YOUR GOAL: In the listing below, find every line with the string "δῶρα" and pull it out.

PROVIDED RECORDS:
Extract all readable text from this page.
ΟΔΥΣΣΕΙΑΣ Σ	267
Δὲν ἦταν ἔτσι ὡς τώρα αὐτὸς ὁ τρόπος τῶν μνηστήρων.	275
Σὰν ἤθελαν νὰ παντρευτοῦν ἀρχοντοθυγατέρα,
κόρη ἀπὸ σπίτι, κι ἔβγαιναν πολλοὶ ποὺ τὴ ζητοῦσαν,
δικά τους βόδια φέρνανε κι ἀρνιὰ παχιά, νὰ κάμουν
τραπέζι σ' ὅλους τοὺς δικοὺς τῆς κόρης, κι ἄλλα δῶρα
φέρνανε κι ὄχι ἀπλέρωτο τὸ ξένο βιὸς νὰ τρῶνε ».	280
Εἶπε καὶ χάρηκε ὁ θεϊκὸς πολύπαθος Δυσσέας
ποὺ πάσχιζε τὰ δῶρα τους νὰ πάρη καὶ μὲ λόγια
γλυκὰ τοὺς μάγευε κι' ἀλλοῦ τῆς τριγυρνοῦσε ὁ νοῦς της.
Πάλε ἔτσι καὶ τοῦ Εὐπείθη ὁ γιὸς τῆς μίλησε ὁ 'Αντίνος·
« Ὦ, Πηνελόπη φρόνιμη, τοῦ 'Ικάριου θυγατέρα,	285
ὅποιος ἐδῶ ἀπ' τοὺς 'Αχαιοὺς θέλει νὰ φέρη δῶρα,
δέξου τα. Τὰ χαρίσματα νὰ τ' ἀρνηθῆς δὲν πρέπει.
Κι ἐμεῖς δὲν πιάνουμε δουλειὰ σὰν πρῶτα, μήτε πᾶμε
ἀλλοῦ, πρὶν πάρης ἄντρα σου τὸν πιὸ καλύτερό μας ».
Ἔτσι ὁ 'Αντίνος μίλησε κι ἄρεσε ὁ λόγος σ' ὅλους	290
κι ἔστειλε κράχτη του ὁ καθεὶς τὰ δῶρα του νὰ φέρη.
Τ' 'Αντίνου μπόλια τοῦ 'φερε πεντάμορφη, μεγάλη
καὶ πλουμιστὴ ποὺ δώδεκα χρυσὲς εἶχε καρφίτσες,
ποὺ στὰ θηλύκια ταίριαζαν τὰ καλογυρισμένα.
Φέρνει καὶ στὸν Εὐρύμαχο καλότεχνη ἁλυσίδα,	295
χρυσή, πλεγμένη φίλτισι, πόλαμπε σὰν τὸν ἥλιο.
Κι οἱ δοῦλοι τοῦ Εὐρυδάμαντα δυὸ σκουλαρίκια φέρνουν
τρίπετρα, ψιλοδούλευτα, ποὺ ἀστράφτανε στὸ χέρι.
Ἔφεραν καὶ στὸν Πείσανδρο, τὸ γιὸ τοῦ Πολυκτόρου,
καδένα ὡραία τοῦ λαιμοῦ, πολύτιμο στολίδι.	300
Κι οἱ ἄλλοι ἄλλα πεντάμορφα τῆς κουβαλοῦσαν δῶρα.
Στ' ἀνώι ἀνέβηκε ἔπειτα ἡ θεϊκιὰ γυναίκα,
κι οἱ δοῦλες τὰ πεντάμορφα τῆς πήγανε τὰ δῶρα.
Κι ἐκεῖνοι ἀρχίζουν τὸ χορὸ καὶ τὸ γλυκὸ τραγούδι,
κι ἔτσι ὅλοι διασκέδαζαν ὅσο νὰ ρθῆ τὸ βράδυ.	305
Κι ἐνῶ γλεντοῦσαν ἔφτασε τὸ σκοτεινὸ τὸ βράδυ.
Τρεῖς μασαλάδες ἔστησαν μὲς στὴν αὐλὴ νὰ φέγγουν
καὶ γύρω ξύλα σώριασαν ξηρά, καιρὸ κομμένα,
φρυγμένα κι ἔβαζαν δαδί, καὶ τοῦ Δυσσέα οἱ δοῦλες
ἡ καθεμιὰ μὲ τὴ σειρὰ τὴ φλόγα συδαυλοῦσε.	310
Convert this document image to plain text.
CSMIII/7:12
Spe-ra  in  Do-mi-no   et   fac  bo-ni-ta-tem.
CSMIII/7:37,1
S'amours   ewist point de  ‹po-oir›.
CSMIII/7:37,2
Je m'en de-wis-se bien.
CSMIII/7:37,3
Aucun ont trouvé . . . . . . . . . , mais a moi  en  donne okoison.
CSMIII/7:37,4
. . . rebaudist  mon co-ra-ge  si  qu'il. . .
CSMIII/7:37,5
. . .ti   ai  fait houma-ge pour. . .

EXERCISE RESPONSE:
τραπέζι σ' ὅλους τοὺς δικοὺς τῆς κόρης, κι ἄλλα δῶρα
ποὺ πάσχιζε τὰ δῶρα τους νὰ πάρη καὶ μὲ λόγια
ὅποιος ἐδῶ ἀπ' τοὺς 'Αχαιοὺς θέλει νὰ φέρη δῶρα,
κι ἔστειλε κράχτη του ὁ καθεὶς τὰ δῶρα του νὰ φέρη.
Κι οἱ ἄλλοι ἄλλα πεντάμορφα τῆς κουβαλοῦσαν δῶρα.
κι οἱ δοῦλες τὰ πεντάμορφα τῆς πήγανε τὰ δῶρα.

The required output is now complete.